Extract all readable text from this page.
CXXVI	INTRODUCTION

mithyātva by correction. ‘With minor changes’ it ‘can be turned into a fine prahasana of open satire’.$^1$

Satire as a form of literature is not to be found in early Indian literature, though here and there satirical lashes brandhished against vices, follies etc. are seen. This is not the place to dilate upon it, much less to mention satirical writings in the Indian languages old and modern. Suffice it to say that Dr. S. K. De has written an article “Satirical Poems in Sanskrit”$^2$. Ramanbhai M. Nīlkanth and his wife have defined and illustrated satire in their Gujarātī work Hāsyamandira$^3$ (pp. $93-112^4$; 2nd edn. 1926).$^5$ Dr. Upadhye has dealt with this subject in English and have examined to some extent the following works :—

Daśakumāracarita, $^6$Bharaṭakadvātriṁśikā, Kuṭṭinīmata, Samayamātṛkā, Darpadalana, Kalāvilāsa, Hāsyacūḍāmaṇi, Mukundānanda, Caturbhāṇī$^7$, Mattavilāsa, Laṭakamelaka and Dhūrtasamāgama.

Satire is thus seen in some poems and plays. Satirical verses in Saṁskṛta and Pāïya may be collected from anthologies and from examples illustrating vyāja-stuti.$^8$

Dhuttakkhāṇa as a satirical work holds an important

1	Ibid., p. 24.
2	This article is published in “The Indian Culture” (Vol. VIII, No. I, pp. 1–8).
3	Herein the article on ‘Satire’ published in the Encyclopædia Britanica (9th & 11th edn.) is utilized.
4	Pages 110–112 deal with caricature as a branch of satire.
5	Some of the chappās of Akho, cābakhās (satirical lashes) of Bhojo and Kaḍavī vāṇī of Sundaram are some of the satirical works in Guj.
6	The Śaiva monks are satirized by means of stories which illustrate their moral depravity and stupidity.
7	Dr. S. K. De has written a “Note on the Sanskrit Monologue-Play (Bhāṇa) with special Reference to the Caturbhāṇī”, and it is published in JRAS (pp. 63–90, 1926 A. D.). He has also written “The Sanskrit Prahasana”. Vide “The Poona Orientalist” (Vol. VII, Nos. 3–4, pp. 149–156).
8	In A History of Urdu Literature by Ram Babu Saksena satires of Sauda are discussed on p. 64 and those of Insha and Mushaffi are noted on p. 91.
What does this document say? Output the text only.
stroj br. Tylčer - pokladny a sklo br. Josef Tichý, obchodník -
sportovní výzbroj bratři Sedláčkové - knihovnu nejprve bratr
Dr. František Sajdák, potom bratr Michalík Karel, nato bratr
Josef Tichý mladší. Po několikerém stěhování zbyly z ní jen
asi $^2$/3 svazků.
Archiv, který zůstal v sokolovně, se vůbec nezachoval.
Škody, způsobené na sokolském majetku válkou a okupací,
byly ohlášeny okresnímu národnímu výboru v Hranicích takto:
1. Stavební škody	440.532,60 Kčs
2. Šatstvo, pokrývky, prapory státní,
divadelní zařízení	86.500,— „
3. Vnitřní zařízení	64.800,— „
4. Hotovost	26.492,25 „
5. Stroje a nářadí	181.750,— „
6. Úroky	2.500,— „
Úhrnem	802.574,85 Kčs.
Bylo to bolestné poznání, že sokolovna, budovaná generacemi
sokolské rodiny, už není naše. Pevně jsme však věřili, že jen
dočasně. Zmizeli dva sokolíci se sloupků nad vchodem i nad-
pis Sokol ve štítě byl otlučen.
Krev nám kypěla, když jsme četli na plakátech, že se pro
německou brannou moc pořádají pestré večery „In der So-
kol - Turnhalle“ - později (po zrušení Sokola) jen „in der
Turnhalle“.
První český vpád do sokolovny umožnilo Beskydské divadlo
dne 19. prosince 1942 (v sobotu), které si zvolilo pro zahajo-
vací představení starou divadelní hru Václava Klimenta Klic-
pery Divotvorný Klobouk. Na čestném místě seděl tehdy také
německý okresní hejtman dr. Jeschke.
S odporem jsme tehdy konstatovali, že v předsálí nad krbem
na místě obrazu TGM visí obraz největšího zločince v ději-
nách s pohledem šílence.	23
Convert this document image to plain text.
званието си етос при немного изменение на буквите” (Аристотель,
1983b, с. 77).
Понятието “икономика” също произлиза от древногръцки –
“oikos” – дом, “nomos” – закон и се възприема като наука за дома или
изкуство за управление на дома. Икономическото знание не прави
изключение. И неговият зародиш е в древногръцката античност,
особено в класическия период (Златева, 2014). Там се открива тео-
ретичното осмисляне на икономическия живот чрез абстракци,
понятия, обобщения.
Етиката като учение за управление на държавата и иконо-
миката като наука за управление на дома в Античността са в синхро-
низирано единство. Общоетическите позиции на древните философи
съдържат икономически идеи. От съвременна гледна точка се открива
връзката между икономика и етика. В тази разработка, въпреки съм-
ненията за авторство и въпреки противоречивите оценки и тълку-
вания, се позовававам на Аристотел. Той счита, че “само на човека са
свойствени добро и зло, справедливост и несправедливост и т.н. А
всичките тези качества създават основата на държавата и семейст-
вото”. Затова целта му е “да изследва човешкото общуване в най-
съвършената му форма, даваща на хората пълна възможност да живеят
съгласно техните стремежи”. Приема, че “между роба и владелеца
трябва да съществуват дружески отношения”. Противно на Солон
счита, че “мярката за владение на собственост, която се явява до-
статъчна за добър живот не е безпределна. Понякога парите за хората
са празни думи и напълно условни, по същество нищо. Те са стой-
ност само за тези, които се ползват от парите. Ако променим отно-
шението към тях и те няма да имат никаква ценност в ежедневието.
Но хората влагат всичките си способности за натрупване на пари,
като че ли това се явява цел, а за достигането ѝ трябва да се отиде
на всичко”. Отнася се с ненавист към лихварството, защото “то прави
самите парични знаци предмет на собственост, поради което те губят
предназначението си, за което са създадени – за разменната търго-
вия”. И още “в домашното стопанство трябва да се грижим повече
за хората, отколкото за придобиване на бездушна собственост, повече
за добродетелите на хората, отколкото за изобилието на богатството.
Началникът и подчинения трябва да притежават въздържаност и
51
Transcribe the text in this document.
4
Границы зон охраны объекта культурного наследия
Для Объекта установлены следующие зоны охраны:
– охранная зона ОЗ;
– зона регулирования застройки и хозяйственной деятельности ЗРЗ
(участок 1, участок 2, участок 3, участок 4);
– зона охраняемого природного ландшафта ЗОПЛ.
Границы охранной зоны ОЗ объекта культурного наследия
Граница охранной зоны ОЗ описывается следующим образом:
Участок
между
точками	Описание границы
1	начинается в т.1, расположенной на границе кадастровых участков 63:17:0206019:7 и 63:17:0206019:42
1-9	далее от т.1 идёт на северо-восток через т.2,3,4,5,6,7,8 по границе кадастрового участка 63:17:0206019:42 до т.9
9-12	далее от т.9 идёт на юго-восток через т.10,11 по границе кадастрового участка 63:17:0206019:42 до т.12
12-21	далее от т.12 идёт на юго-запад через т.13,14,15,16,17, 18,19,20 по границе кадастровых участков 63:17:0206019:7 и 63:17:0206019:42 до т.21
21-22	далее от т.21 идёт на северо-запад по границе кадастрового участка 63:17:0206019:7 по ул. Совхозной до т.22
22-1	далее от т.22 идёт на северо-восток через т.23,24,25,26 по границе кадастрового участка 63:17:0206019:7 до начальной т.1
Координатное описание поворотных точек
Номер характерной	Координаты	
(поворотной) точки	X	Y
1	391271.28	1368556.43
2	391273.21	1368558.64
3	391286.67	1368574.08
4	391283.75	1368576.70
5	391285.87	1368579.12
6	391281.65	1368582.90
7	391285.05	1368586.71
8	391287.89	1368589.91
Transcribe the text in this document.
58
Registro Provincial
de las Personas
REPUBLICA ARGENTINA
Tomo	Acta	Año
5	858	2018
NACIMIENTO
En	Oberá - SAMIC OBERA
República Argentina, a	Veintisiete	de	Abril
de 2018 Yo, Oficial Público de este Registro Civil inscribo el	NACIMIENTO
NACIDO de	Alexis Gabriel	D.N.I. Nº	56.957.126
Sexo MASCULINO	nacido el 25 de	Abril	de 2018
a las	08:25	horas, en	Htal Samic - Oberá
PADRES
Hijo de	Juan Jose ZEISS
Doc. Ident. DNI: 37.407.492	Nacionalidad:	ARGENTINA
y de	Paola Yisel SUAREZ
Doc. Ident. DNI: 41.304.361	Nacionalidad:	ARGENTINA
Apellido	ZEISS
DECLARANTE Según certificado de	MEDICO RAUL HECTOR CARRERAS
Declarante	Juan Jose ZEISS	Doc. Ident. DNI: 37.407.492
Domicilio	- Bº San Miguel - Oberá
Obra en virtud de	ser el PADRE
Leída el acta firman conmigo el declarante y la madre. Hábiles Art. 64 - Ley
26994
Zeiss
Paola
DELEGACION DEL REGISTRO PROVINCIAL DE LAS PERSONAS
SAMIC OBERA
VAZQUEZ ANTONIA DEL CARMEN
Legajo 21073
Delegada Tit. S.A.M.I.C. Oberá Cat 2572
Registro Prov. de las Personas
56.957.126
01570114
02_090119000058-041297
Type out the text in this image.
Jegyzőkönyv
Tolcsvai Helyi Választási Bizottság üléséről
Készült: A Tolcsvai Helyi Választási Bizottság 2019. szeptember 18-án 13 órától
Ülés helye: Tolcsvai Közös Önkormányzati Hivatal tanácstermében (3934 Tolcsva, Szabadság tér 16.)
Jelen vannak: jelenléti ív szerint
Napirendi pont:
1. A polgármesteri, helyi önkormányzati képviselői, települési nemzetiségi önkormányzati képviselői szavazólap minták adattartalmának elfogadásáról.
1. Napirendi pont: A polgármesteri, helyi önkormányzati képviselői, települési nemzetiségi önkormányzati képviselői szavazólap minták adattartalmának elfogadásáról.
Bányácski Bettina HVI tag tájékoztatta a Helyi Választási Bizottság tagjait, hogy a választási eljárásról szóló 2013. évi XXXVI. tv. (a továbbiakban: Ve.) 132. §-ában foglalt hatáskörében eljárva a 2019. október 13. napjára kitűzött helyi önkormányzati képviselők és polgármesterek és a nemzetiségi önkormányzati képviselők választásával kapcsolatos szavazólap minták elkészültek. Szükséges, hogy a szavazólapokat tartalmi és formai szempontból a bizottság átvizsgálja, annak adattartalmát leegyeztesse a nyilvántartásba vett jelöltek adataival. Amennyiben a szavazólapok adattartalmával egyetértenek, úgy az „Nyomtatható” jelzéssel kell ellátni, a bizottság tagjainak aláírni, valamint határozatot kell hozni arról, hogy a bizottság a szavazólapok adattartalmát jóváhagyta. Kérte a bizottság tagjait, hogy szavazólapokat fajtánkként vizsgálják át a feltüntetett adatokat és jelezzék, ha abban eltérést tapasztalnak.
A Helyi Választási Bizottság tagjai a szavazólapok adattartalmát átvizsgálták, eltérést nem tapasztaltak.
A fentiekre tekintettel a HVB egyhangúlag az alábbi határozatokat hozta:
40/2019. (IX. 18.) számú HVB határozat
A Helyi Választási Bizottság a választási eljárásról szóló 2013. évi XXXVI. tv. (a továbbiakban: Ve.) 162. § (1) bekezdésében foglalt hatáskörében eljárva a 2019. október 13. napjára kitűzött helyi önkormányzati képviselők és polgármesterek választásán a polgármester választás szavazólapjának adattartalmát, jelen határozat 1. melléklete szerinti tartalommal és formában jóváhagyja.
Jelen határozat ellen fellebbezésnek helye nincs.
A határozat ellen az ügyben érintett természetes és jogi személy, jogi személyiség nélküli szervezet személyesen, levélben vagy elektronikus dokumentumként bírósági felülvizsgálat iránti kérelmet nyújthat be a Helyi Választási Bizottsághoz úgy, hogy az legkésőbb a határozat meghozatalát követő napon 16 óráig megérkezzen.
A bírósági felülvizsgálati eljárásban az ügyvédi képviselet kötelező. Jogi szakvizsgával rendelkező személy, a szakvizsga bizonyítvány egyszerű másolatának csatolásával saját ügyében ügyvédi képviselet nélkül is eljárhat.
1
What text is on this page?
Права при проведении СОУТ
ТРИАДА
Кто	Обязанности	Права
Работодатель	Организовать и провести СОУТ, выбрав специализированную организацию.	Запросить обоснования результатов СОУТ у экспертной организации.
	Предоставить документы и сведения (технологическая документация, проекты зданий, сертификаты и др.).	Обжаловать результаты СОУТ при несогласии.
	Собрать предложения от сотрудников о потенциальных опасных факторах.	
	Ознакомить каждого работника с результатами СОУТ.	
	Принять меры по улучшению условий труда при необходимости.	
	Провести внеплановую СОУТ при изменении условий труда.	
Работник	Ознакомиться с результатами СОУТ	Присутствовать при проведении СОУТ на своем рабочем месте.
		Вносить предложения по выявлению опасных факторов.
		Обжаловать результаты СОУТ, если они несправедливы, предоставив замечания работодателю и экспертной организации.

### Written exercise:
Using the records above, list each line that includes "зоны".

### Solution:
Для Объекта установлены следующие зоны охраны:
Границы охранной зоны ОЗ объекта культурного наследия
Граница охранной зоны ОЗ описывается следующим образом:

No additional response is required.